## Texto fornecido

------------------------

Sou tomista convicto. O aspecto da Filosofia pelo qual mais me interesso é a Filosofia da História. Em função deste encontro o ponto de junção entre os dois gêneros de atividade em que me venho dividindo ao longo de minha vida: o estudo e a ação. O ensaio em que condenso o essencial de meu pensamento explica o sentido de minha atuação ideológica. Trata-se do livro Revolução e Contra-Revolução.

15 de novembro de 2015

A tragédia de Paris

Depois da catástrofe, um grande e sombrio silêncio se fez sobre a capital francesa. E, no Brasil, inúmeros têm sido os corações que não pensam sem angústia e sem amargura no que poderá estar sucedendo nessa cidade à qual estão tão vinculados os afetos brasileiros. (...)

------------------------

Transcreva literalmente o trecho do texto fornecido que vai de "Sou tomista convicto." até "Revolução e Contra-Revolução.", inclusive. A listagem a seguir não precisa ser consultada.

------------------------

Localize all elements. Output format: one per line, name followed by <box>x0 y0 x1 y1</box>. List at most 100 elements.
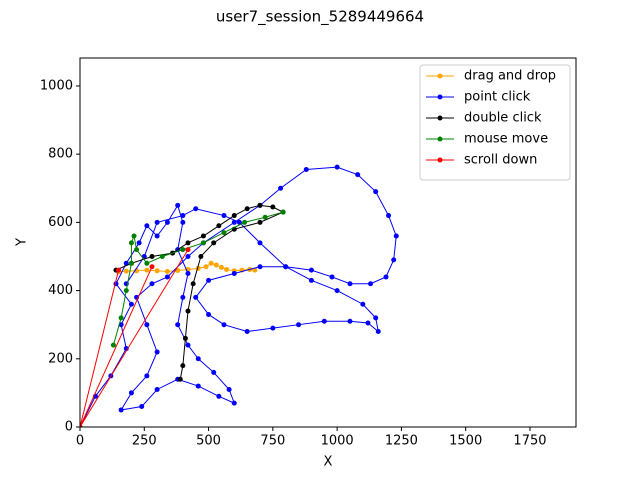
point <box>144 267 150 273</box>
point <box>195 383 201 389</box>
point <box>373 315 379 321</box>
x-tick-label: 750 <box>260 434 285 449</box>
legend-label: double click <box>464 111 542 126</box>
legend-box <box>419 64 571 181</box>
point <box>242 219 248 225</box>
point <box>231 219 237 225</box>
y-tick-label: 600 <box>48 215 73 230</box>
point <box>226 386 232 392</box>
point <box>270 204 276 210</box>
point <box>280 209 286 215</box>
x-tick-label: 1500 <box>449 434 482 449</box>
point <box>329 274 335 280</box>
point <box>80 424 83 427</box>
point <box>180 294 186 300</box>
point <box>360 301 366 307</box>
point <box>347 318 353 324</box>
point <box>177 376 183 382</box>
point <box>211 240 217 246</box>
point <box>123 288 129 294</box>
x-tick-label: 250 <box>132 434 157 449</box>
point <box>257 264 263 270</box>
point <box>355 172 361 178</box>
x-tick-label: 500 <box>196 434 221 449</box>
plot-area <box>80 164 399 427</box>
legend-marker <box>437 73 443 79</box>
point <box>208 260 214 266</box>
point <box>303 167 309 173</box>
point <box>185 240 191 246</box>
point <box>175 322 181 328</box>
point <box>154 386 160 392</box>
trajectory-line <box>112 211 284 346</box>
series <box>110 209 286 348</box>
point <box>154 219 160 225</box>
legend-marker <box>437 115 443 121</box>
point <box>334 288 340 294</box>
point <box>383 274 389 280</box>
point <box>134 247 140 253</box>
point <box>154 268 160 274</box>
x-tick-label: 1750 <box>513 434 546 449</box>
point <box>213 262 219 268</box>
point <box>236 219 242 225</box>
trajectory-line <box>80 166 397 427</box>
point <box>185 253 191 259</box>
point <box>118 407 124 413</box>
point <box>193 294 199 300</box>
point <box>123 268 129 274</box>
point <box>257 202 263 208</box>
point <box>185 342 191 348</box>
point <box>244 206 250 212</box>
point <box>139 404 145 410</box>
point <box>164 219 170 225</box>
point <box>185 247 191 253</box>
point <box>149 253 155 259</box>
point <box>206 311 212 317</box>
point <box>149 264 155 270</box>
point <box>308 267 314 273</box>
legend: drag and drop point click double click mous… <box>419 64 571 181</box>
point <box>195 356 201 362</box>
point <box>193 206 199 212</box>
point <box>182 335 188 341</box>
point <box>334 164 340 170</box>
point <box>110 342 116 348</box>
point <box>128 260 134 266</box>
y-tick-label: 1000 <box>40 78 73 93</box>
point <box>136 240 142 246</box>
legend-label: drag and drop <box>464 69 556 84</box>
point <box>211 369 217 375</box>
point <box>347 281 353 287</box>
point <box>144 260 150 266</box>
point <box>144 373 150 379</box>
point <box>221 322 227 328</box>
y-tick-label: 0 <box>65 420 73 435</box>
point <box>159 253 165 259</box>
y-tick-label: 200 <box>48 351 73 366</box>
point <box>391 257 397 263</box>
point <box>200 233 206 239</box>
trajectory-line <box>80 249 189 427</box>
y-tick-label: 400 <box>48 283 73 298</box>
y-axis-label: Y <box>15 238 30 247</box>
legend-label: scroll down <box>464 153 537 168</box>
point <box>216 223 222 229</box>
point <box>221 230 227 236</box>
point <box>164 274 170 280</box>
point <box>149 281 155 287</box>
point <box>283 264 289 270</box>
x-tick-label: 1000 <box>321 434 354 449</box>
point <box>218 264 224 270</box>
point <box>262 214 268 220</box>
legend-marker <box>437 136 443 142</box>
point <box>154 233 160 239</box>
axes-frame <box>79 57 577 428</box>
point <box>180 247 186 253</box>
point <box>175 202 181 208</box>
series <box>80 247 191 427</box>
point <box>231 271 237 277</box>
point <box>185 308 191 314</box>
point <box>198 253 204 259</box>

------------------------

## Resposta à tarefa
Sou tomista convicto. O aspecto da Filosofia pelo qual mais me interesso é a Filosofia da História. Em função deste encontro o ponto de junção entre os dois gêneros de atividade em que me venho dividindo ao longo de minha vida: o estudo e a ação. O ensaio em que condenso o essencial de meu pensamento explica o sentido de minha atuação ideológica. Trata-se do livro Revolução e Contra-Revolução.